Task details => Retype the whole listing, please, keeping every line exact and dropping the pictures.

Exercise material =>
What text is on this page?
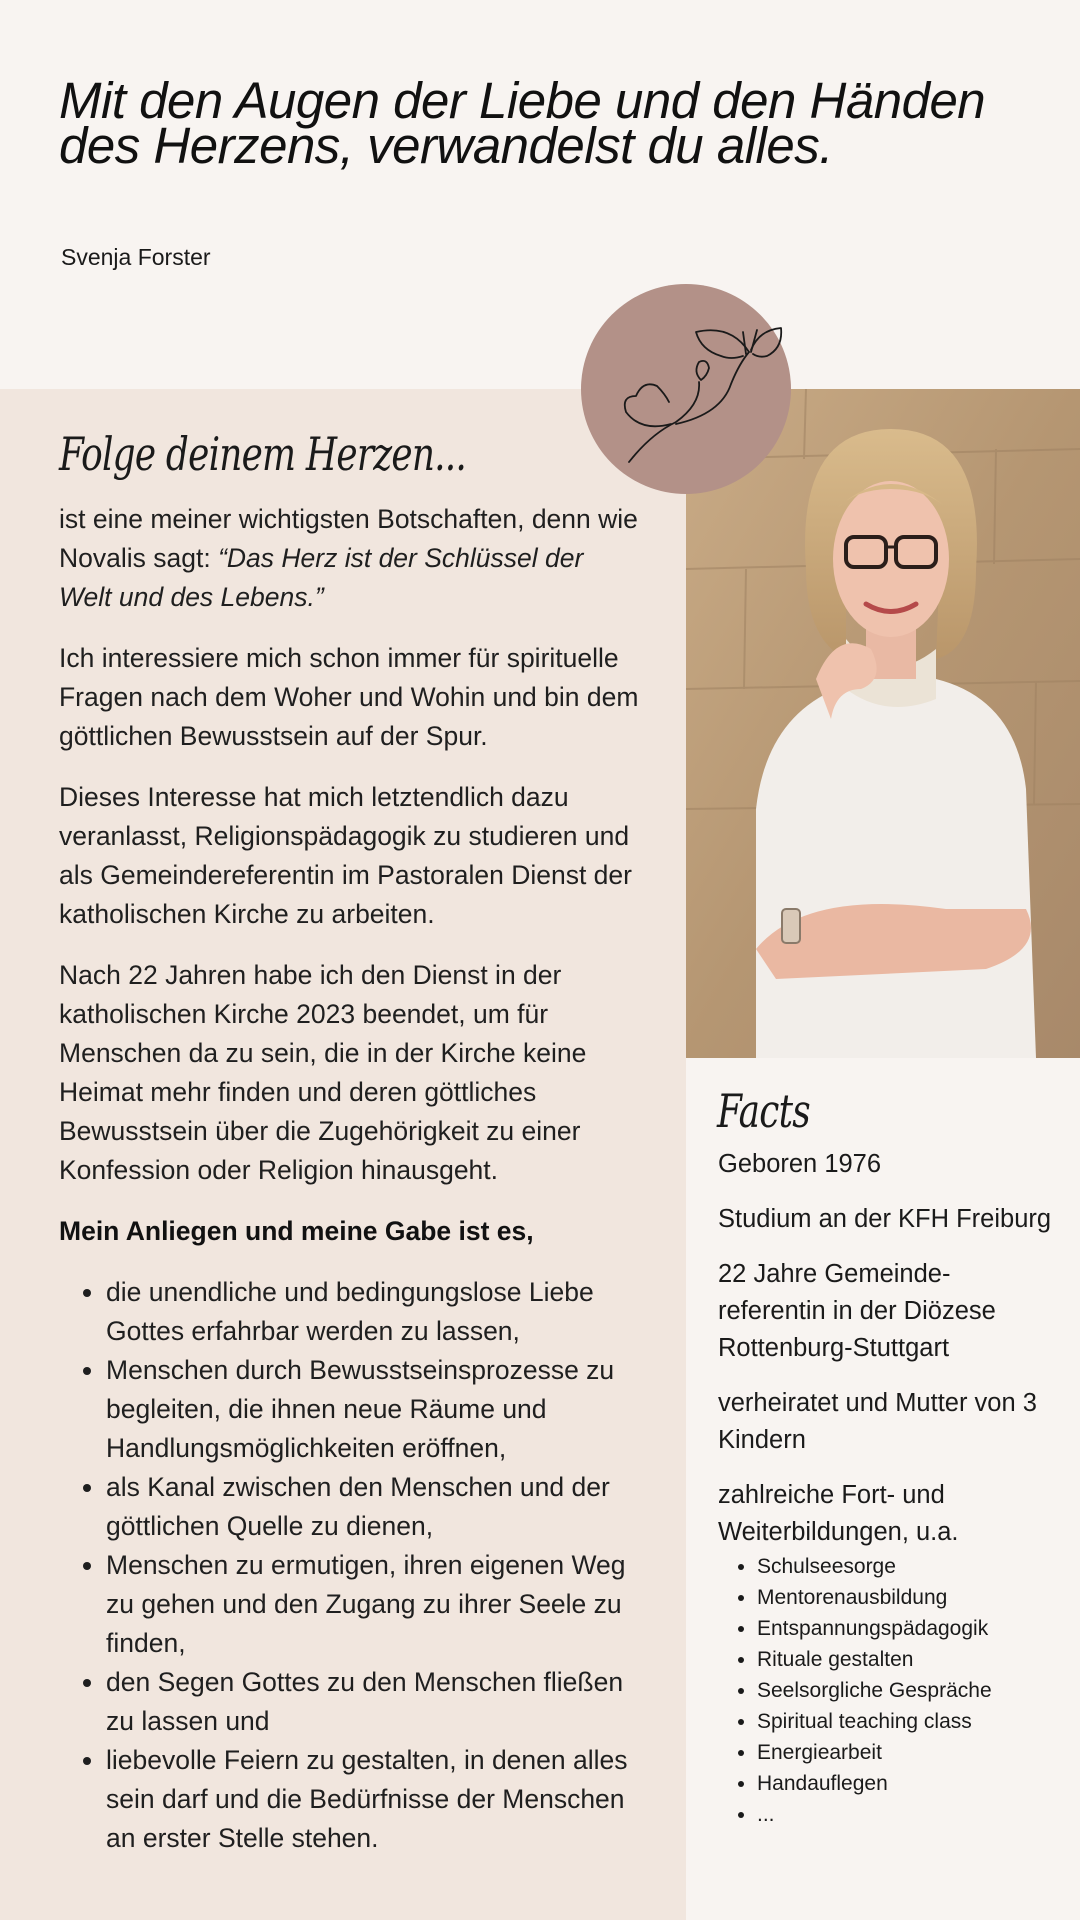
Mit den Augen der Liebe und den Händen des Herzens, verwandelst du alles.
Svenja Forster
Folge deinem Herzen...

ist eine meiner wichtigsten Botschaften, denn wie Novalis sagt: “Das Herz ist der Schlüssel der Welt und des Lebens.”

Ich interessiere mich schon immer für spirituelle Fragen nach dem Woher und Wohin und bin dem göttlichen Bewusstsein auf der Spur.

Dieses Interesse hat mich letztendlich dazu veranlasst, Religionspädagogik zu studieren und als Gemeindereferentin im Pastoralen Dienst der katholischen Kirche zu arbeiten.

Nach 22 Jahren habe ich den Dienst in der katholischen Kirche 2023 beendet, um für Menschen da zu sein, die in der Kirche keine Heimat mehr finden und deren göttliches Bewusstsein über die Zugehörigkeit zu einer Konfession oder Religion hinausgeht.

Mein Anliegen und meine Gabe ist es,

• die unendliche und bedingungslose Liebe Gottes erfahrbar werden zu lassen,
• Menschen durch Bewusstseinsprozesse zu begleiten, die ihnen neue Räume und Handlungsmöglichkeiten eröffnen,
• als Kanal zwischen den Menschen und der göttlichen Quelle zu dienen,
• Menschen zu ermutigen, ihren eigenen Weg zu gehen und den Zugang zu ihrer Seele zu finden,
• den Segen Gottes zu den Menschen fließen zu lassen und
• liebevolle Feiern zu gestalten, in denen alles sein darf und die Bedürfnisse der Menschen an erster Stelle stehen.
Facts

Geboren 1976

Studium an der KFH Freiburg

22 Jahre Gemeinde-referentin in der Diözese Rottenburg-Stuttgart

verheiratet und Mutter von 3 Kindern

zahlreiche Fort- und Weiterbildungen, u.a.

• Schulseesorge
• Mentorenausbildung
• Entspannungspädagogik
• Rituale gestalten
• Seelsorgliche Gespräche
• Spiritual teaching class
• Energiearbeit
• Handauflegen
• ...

Full output =>
What text is on this page?
Mit den Augen der Liebe und den Händen des Herzens, verwandelst du alles.
Svenja Forster
Folge deinem Herzen...

ist eine meiner wichtigsten Botschaften, denn wie Novalis sagt: “Das Herz ist der Schlüssel der Welt und des Lebens.”

Ich interessiere mich schon immer für spirituelle Fragen nach dem Woher und Wohin und bin dem göttlichen Bewusstsein auf der Spur.

Dieses Interesse hat mich letztendlich dazu veranlasst, Religionspädagogik zu studieren und als Gemeindereferentin im Pastoralen Dienst der katholischen Kirche zu arbeiten.

Nach 22 Jahren habe ich den Dienst in der katholischen Kirche 2023 beendet, um für Menschen da zu sein, die in der Kirche keine Heimat mehr finden und deren göttliches Bewusstsein über die Zugehörigkeit zu einer Konfession oder Religion hinausgeht.

Mein Anliegen und meine Gabe ist es,

• die unendliche und bedingungslose Liebe Gottes erfahrbar werden zu lassen,
• Menschen durch Bewusstseinsprozesse zu begleiten, die ihnen neue Räume und Handlungsmöglichkeiten eröffnen,
• als Kanal zwischen den Menschen und der göttlichen Quelle zu dienen,
• Menschen zu ermutigen, ihren eigenen Weg zu gehen und den Zugang zu ihrer Seele zu finden,
• den Segen Gottes zu den Menschen fließen zu lassen und
• liebevolle Feiern zu gestalten, in denen alles sein darf und die Bedürfnisse der Menschen an erster Stelle stehen.
Facts

Geboren 1976

Studium an der KFH Freiburg

22 Jahre Gemeinde-referentin in der Diözese Rottenburg-Stuttgart

verheiratet und Mutter von 3 Kindern

zahlreiche Fort- und Weiterbildungen, u.a.

• Schulseesorge
• Mentorenausbildung
• Entspannungspädagogik
• Rituale gestalten
• Seelsorgliche Gespräche
• Spiritual teaching class
• Energiearbeit
• Handauflegen
• ...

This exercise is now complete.